## Exercise task
Return each line that holds the word "Home".

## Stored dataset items
==========

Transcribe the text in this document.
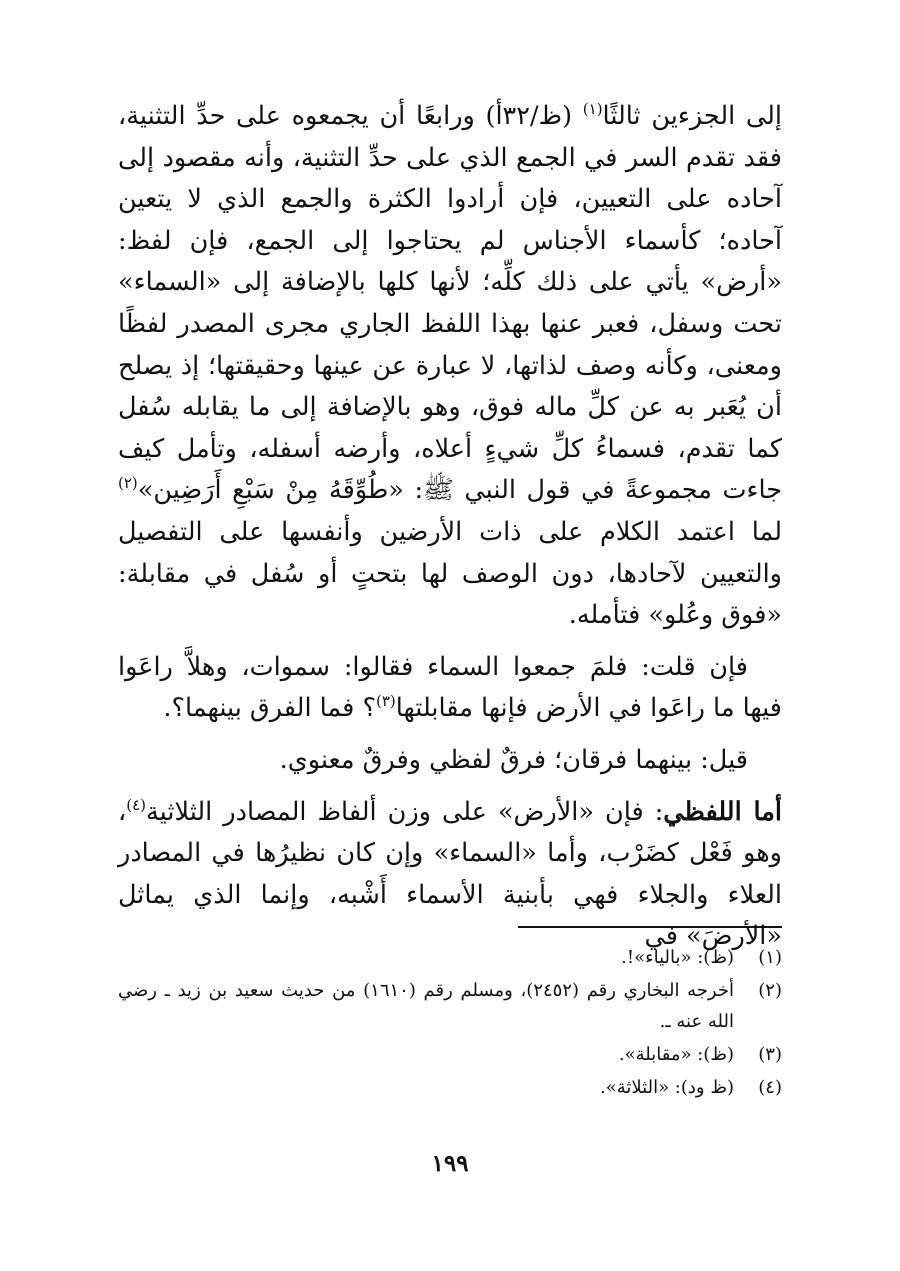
إلى الجزءين ثالثًا$^{(١)}$ (ظ/٣٢أ) ورابعًا أن يجمعوه على حدِّ التثنية، فقد تقدم السر في الجمع الذي على حدِّ التثنية، وأنه مقصود إلى آحاده على التعيين، فإن أرادوا الكثرة والجمع الذي لا يتعين آحاده؛ كأسماء الأجناس لم يحتاجوا إلى الجمع، فإن لفظ: «أرض» يأتي على ذلك كلِّه؛ لأنها كلها بالإضافة إلى «السماء» تحت وسفل، فعبر عنها بهذا اللفظ الجاري مجرى المصدر لفظًا ومعنى، وكأنه وصف لذاتها، لا عبارة عن عينها وحقيقتها؛ إذ يصلح أن يُعَبر به عن كلِّ ماله فوق، وهو بالإضافة إلى ما يقابله سُفل كما تقدم، فسماءُ كلِّ شيءٍ أعلاه، وأرضه أسفله، وتأمل كيف جاءت مجموعةً في قول النبي ﷺ: «طُوِّقَهُ مِنْ سَبْعِ أَرَضِين»$^{(٢)}$ لما اعتمد الكلام على ذات الأرضين وأنفسها على التفصيل والتعيين لآحادها، دون الوصف لها بتحتٍ أو سُفل في مقابلة: «فوق وعُلو» فتأمله.

فإن قلت: فلمَ جمعوا السماء فقالوا: سموات، وهلاَّ راعَوا فيها ما راعَوا في الأرض فإنها مقابلتها$^{(٣)}$؟ فما الفرق بينهما؟.

قيل: بينهما فرقان؛ فرقٌ لفظي وفرقٌ معنوي.

أما اللفظي: فإن «الأرض» على وزن ألفاظ المصادر الثلاثية$^{(٤)}$، وهو فَعْل كضَرْب، وأما «السماء» وإن كان نظيرُها في المصادر العلاء والجلاء فهي بأبنية الأسماء أَشْبه، وإنما الذي يماثل «الأرضَ» في

(١)
(ظ): «بالياء»!.
(٢)
أخرجه البخاري رقم (٢٤٥٢)، ومسلم رقم (١٦١٠) من حديث سعيد بن زيد ـ رضي الله عنه ـ.
(٣)
(ظ): «مقابلة».
(٤)
(ظ ود): «الثلاثة».
١٩٩
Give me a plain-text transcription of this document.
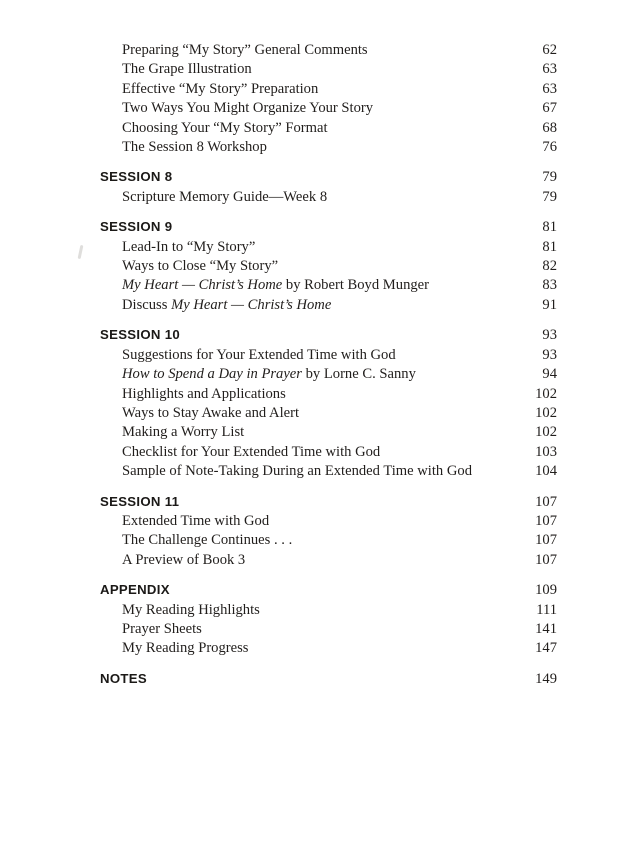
Preparing “My Story” General Comments	62
The Grape Illustration	63
Effective “My Story” Preparation	63
Two Ways You Might Organize Your Story	67
Choosing Your “My Story” Format	68
The Session 8 Workshop	76
SESSION 8	79
Scripture Memory Guide—Week 8	79
SESSION 9	81
Lead-In to “My Story”	81
Ways to Close “My Story”	82
My Heart — Christ’s Home by Robert Boyd Munger	83
Discuss My Heart — Christ’s Home	91
SESSION 10	93
Suggestions for Your Extended Time with God	93
How to Spend a Day in Prayer by Lorne C. Sanny	94
Highlights and Applications	102
Ways to Stay Awake and Alert	102
Making a Worry List	102
Checklist for Your Extended Time with God	103
Sample of Note-Taking During an Extended Time with God	104
SESSION 11	107
Extended Time with God	107
The Challenge Continues . . .	107
A Preview of Book 3	107
APPENDIX	109
My Reading Highlights	111
Prayer Sheets	141
My Reading Progress	147
NOTES	149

==========

## Output
My Heart — Christ’s Home by Robert Boyd Munger	83
Discuss My Heart — Christ’s Home	91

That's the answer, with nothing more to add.